## Request:
Reproduce the entries word for word, and omit any picture you find in them.

[START OF Entries shown]

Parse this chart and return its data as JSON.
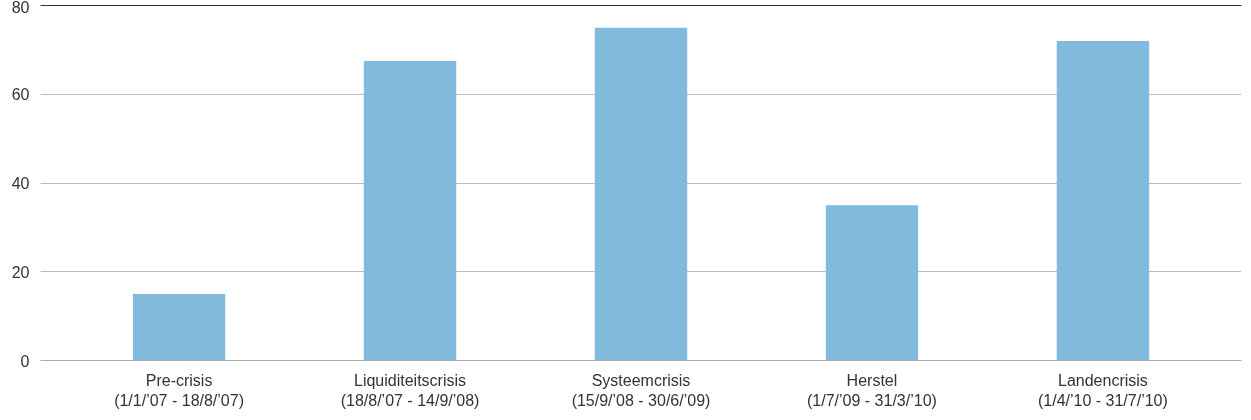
{
  "chart_data": {
    "type": "bar",
    "categories": [
      "Pre-crisis\n(1/1/’07 - 18/8/’07)",
      "Liquiditeitscrisis\n(18/8/’07 - 14/9/’08)",
      "Systeemcrisis\n(15/9/’08 - 30/6/’09)",
      "Herstel\n(1/7/’09 - 31/3/’10)",
      "Landencrisis\n(1/4/’10 - 31/7/’10)"
    ],
    "values": [
      15,
      67.5,
      75,
      35,
      72
    ],
    "color": "#82badd",
    "ylim": [
      0,
      80
    ],
    "yticks": [
      0,
      20,
      40,
      60,
      80
    ],
    "grid": "y"
  }
}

[END OF Entries shown]

## Result of the task:
Parse this chart and return its data as JSON.
{
  "chart_data": {
    "type": "bar",
    "categories": [
      "Pre-crisis\n(1/1/’07 - 18/8/’07)",
      "Liquiditeitscrisis\n(18/8/’07 - 14/9/’08)",
      "Systeemcrisis\n(15/9/’08 - 30/6/’09)",
      "Herstel\n(1/7/’09 - 31/3/’10)",
      "Landencrisis\n(1/4/’10 - 31/7/’10)"
    ],
    "values": [
      15,
      67.5,
      75,
      35,
      72
    ],
    "color": "#82badd",
    "ylim": [
      0,
      80
    ],
    "yticks": [
      0,
      20,
      40,
      60,
      80
    ],
    "grid": "y"
  }
}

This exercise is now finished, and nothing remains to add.